§ TASK GOAL: Before returning the data, strip out the pictures and keep everything else exactly the same.

§ DATA SUPPLIED:
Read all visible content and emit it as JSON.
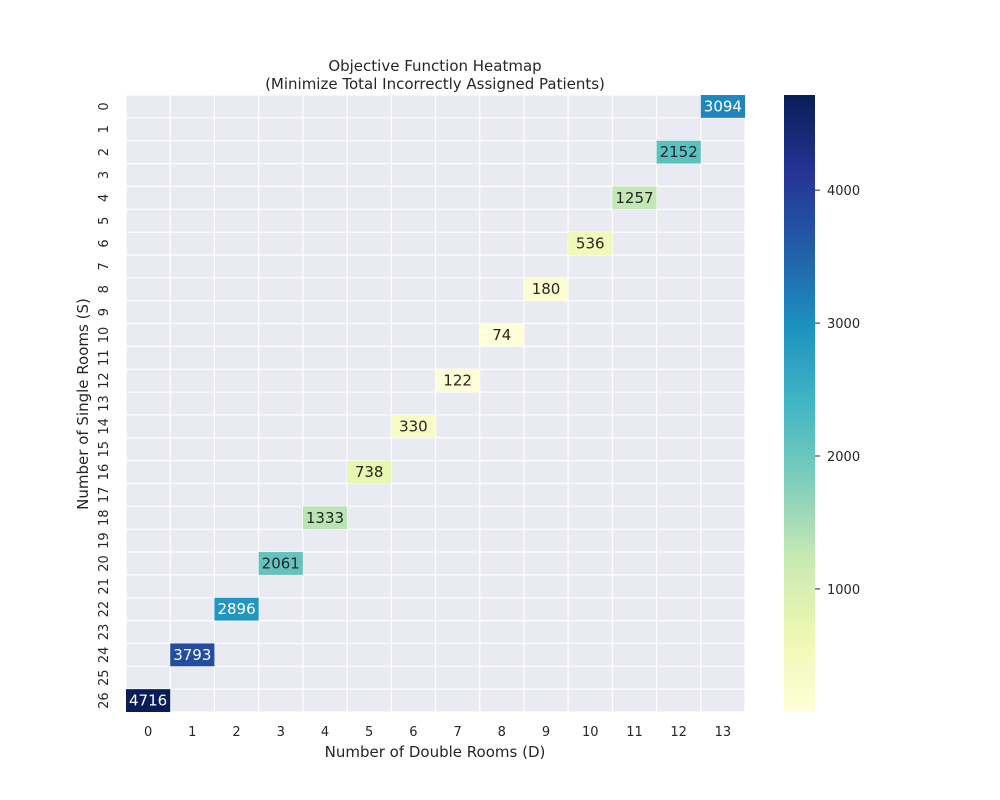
{
  "chart_data": {
    "type": "heatmap",
    "title": "Objective Function Heatmap\n(Minimize Total Incorrectly Assigned Patients)",
    "title_lines": [
      "Objective Function Heatmap",
      "(Minimize Total Incorrectly Assigned Patients)"
    ],
    "xlabel": "Number of Double Rooms (D)",
    "ylabel": "Number of Single Rooms (S)",
    "x_ticks": [
      "0",
      "1",
      "2",
      "3",
      "4",
      "5",
      "6",
      "7",
      "8",
      "9",
      "10",
      "11",
      "12",
      "13"
    ],
    "y_ticks": [
      "0",
      "1",
      "2",
      "3",
      "4",
      "5",
      "6",
      "7",
      "8",
      "9",
      "10",
      "11",
      "12",
      "13",
      "14",
      "15",
      "16",
      "17",
      "18",
      "19",
      "20",
      "21",
      "22",
      "23",
      "24",
      "25",
      "26"
    ],
    "cells": [
      {
        "d": 13,
        "s": 0,
        "value": 3094
      },
      {
        "d": 12,
        "s": 2,
        "value": 2152
      },
      {
        "d": 11,
        "s": 4,
        "value": 1257
      },
      {
        "d": 10,
        "s": 6,
        "value": 536
      },
      {
        "d": 9,
        "s": 8,
        "value": 180
      },
      {
        "d": 8,
        "s": 10,
        "value": 74
      },
      {
        "d": 7,
        "s": 12,
        "value": 122
      },
      {
        "d": 6,
        "s": 14,
        "value": 330
      },
      {
        "d": 5,
        "s": 16,
        "value": 738
      },
      {
        "d": 4,
        "s": 18,
        "value": 1333
      },
      {
        "d": 3,
        "s": 20,
        "value": 2061
      },
      {
        "d": 2,
        "s": 22,
        "value": 2896
      },
      {
        "d": 1,
        "s": 24,
        "value": 3793
      },
      {
        "d": 0,
        "s": 26,
        "value": 4716
      }
    ],
    "colorbar": {
      "colormap": "YlGnBu",
      "vmin": 74,
      "vmax": 4716,
      "ticks": [
        1000,
        2000,
        3000,
        4000
      ]
    },
    "grid": true,
    "background_color": "#eaeaf2"
  }
}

§ SOLUTION TO THIS TASK:
Read all visible content and emit it as JSON.
{
  "chart_data": {
    "type": "heatmap",
    "title": "Objective Function Heatmap\n(Minimize Total Incorrectly Assigned Patients)",
    "title_lines": [
      "Objective Function Heatmap",
      "(Minimize Total Incorrectly Assigned Patients)"
    ],
    "xlabel": "Number of Double Rooms (D)",
    "ylabel": "Number of Single Rooms (S)",
    "x_ticks": [
      "0",
      "1",
      "2",
      "3",
      "4",
      "5",
      "6",
      "7",
      "8",
      "9",
      "10",
      "11",
      "12",
      "13"
    ],
    "y_ticks": [
      "0",
      "1",
      "2",
      "3",
      "4",
      "5",
      "6",
      "7",
      "8",
      "9",
      "10",
      "11",
      "12",
      "13",
      "14",
      "15",
      "16",
      "17",
      "18",
      "19",
      "20",
      "21",
      "22",
      "23",
      "24",
      "25",
      "26"
    ],
    "cells": [
      {
        "d": 13,
        "s": 0,
        "value": 3094
      },
      {
        "d": 12,
        "s": 2,
        "value": 2152
      },
      {
        "d": 11,
        "s": 4,
        "value": 1257
      },
      {
        "d": 10,
        "s": 6,
        "value": 536
      },
      {
        "d": 9,
        "s": 8,
        "value": 180
      },
      {
        "d": 8,
        "s": 10,
        "value": 74
      },
      {
        "d": 7,
        "s": 12,
        "value": 122
      },
      {
        "d": 6,
        "s": 14,
        "value": 330
      },
      {
        "d": 5,
        "s": 16,
        "value": 738
      },
      {
        "d": 4,
        "s": 18,
        "value": 1333
      },
      {
        "d": 3,
        "s": 20,
        "value": 2061
      },
      {
        "d": 2,
        "s": 22,
        "value": 2896
      },
      {
        "d": 1,
        "s": 24,
        "value": 3793
      },
      {
        "d": 0,
        "s": 26,
        "value": 4716
      }
    ],
    "colorbar": {
      "colormap": "YlGnBu",
      "vmin": 74,
      "vmax": 4716,
      "ticks": [
        1000,
        2000,
        3000,
        4000
      ]
    },
    "grid": true,
    "background_color": "#eaeaf2"
  }
}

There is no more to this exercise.